**Required work:** Quote all of the entries word for word.

**Supplied data:**
** START **

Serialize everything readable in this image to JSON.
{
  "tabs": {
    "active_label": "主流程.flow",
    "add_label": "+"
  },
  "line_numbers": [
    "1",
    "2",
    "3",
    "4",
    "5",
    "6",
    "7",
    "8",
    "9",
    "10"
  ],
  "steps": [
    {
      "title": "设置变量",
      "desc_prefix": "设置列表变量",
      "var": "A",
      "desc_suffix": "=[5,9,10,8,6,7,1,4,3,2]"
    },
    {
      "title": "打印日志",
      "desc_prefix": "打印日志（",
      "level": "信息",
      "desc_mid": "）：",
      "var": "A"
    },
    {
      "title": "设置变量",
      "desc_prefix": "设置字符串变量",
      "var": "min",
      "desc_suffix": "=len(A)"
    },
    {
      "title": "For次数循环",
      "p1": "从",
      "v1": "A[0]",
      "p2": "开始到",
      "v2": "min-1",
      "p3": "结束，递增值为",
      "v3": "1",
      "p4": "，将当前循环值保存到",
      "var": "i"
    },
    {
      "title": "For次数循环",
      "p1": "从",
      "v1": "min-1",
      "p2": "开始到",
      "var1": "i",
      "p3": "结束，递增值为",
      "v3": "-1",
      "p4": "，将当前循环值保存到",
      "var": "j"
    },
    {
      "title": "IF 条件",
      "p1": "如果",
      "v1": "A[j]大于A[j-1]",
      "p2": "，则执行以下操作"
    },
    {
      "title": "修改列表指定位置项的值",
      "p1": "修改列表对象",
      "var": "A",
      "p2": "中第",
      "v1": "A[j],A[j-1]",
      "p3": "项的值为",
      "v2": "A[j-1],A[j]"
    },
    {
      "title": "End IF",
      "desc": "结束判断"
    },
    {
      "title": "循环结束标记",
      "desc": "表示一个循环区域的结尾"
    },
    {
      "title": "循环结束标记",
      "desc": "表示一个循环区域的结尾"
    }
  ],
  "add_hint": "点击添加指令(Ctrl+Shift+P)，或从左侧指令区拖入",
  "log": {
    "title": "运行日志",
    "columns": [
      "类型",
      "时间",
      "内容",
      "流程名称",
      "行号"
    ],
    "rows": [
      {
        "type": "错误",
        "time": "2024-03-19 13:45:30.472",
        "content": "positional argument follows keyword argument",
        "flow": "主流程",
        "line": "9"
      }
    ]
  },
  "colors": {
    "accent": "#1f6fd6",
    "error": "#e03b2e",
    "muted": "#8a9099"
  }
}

** END **

**Task response:**
Serialize everything readable in this image to JSON.
{
  "tabs": {
    "active_label": "主流程.flow",
    "add_label": "+"
  },
  "line_numbers": [
    "1",
    "2",
    "3",
    "4",
    "5",
    "6",
    "7",
    "8",
    "9",
    "10"
  ],
  "steps": [
    {
      "title": "设置变量",
      "desc_prefix": "设置列表变量",
      "var": "A",
      "desc_suffix": "=[5,9,10,8,6,7,1,4,3,2]"
    },
    {
      "title": "打印日志",
      "desc_prefix": "打印日志（",
      "level": "信息",
      "desc_mid": "）：",
      "var": "A"
    },
    {
      "title": "设置变量",
      "desc_prefix": "设置字符串变量",
      "var": "min",
      "desc_suffix": "=len(A)"
    },
    {
      "title": "For次数循环",
      "p1": "从",
      "v1": "A[0]",
      "p2": "开始到",
      "v2": "min-1",
      "p3": "结束，递增值为",
      "v3": "1",
      "p4": "，将当前循环值保存到",
      "var": "i"
    },
    {
      "title": "For次数循环",
      "p1": "从",
      "v1": "min-1",
      "p2": "开始到",
      "var1": "i",
      "p3": "结束，递增值为",
      "v3": "-1",
      "p4": "，将当前循环值保存到",
      "var": "j"
    },
    {
      "title": "IF 条件",
      "p1": "如果",
      "v1": "A[j]大于A[j-1]",
      "p2": "，则执行以下操作"
    },
    {
      "title": "修改列表指定位置项的值",
      "p1": "修改列表对象",
      "var": "A",
      "p2": "中第",
      "v1": "A[j],A[j-1]",
      "p3": "项的值为",
      "v2": "A[j-1],A[j]"
    },
    {
      "title": "End IF",
      "desc": "结束判断"
    },
    {
      "title": "循环结束标记",
      "desc": "表示一个循环区域的结尾"
    },
    {
      "title": "循环结束标记",
      "desc": "表示一个循环区域的结尾"
    }
  ],
  "add_hint": "点击添加指令(Ctrl+Shift+P)，或从左侧指令区拖入",
  "log": {
    "title": "运行日志",
    "columns": [
      "类型",
      "时间",
      "内容",
      "流程名称",
      "行号"
    ],
    "rows": [
      {
        "type": "错误",
        "time": "2024-03-19 13:45:30.472",
        "content": "positional argument follows keyword argument",
        "flow": "主流程",
        "line": "9"
      }
    ]
  },
  "colors": {
    "accent": "#1f6fd6",
    "error": "#e03b2e",
    "muted": "#8a9099"
  }
}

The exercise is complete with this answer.